(Records from a dataset)
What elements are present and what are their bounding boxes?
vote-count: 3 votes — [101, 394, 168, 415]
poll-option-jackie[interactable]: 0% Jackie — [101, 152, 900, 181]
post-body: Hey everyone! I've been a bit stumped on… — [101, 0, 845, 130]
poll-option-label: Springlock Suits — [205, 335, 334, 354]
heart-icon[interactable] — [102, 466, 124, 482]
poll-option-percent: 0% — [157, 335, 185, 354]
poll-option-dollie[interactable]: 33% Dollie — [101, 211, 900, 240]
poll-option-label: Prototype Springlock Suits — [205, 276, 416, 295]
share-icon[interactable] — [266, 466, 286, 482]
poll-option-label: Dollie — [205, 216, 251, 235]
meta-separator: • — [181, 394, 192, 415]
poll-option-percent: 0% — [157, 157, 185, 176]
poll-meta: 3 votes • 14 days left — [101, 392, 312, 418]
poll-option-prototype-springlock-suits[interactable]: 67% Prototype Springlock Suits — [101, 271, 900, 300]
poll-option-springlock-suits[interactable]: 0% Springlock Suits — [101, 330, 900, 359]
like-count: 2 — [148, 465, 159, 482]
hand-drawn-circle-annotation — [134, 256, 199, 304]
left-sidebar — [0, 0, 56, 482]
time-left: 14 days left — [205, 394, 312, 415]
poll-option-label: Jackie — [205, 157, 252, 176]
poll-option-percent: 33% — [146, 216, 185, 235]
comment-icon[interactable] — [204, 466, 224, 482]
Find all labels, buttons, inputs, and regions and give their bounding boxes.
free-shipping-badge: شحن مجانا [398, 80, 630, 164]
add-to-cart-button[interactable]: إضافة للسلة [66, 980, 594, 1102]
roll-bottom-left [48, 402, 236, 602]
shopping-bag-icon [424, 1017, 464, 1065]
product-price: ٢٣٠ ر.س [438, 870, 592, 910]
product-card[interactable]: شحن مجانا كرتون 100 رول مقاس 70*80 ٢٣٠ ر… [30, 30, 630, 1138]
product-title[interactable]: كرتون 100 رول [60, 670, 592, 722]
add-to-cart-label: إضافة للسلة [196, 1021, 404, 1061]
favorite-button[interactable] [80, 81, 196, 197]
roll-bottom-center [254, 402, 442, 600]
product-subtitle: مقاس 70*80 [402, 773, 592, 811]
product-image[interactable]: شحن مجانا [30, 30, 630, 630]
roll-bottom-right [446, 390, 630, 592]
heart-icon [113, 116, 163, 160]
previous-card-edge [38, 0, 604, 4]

#### What you should do
Return every line of the records above verbatim, without any alteration.

#### Exercise answer
What elements are present and what are their bounding boxes?
vote-count: 3 votes — [101, 394, 168, 415]
poll-option-jackie[interactable]: 0% Jackie — [101, 152, 900, 181]
post-body: Hey everyone! I've been a bit stumped on… — [101, 0, 845, 130]
poll-option-label: Springlock Suits — [205, 335, 334, 354]
heart-icon[interactable] — [102, 466, 124, 482]
poll-option-percent: 0% — [157, 335, 185, 354]
poll-option-dollie[interactable]: 33% Dollie — [101, 211, 900, 240]
poll-option-label: Prototype Springlock Suits — [205, 276, 416, 295]
share-icon[interactable] — [266, 466, 286, 482]
poll-option-label: Dollie — [205, 216, 251, 235]
meta-separator: • — [181, 394, 192, 415]
poll-option-percent: 0% — [157, 157, 185, 176]
poll-meta: 3 votes • 14 days left — [101, 392, 312, 418]
poll-option-prototype-springlock-suits[interactable]: 67% Prototype Springlock Suits — [101, 271, 900, 300]
poll-option-springlock-suits[interactable]: 0% Springlock Suits — [101, 330, 900, 359]
like-count: 2 — [148, 465, 159, 482]
hand-drawn-circle-annotation — [134, 256, 199, 304]
left-sidebar — [0, 0, 56, 482]
time-left: 14 days left — [205, 394, 312, 415]
poll-option-label: Jackie — [205, 157, 252, 176]
poll-option-percent: 33% — [146, 216, 185, 235]
comment-icon[interactable] — [204, 466, 224, 482]
Find all labels, buttons, inputs, and regions and give their bounding boxes.
free-shipping-badge: شحن مجانا [398, 80, 630, 164]
add-to-cart-button[interactable]: إضافة للسلة [66, 980, 594, 1102]
roll-bottom-left [48, 402, 236, 602]
shopping-bag-icon [424, 1017, 464, 1065]
product-price: ٢٣٠ ر.س [438, 870, 592, 910]
product-card[interactable]: شحن مجانا كرتون 100 رول مقاس 70*80 ٢٣٠ ر… [30, 30, 630, 1138]
product-title[interactable]: كرتون 100 رول [60, 670, 592, 722]
add-to-cart-label: إضافة للسلة [196, 1021, 404, 1061]
favorite-button[interactable] [80, 81, 196, 197]
roll-bottom-center [254, 402, 442, 600]
product-subtitle: مقاس 70*80 [402, 773, 592, 811]
product-image[interactable]: شحن مجانا [30, 30, 630, 630]
roll-bottom-right [446, 390, 630, 592]
heart-icon [113, 116, 163, 160]
previous-card-edge [38, 0, 604, 4]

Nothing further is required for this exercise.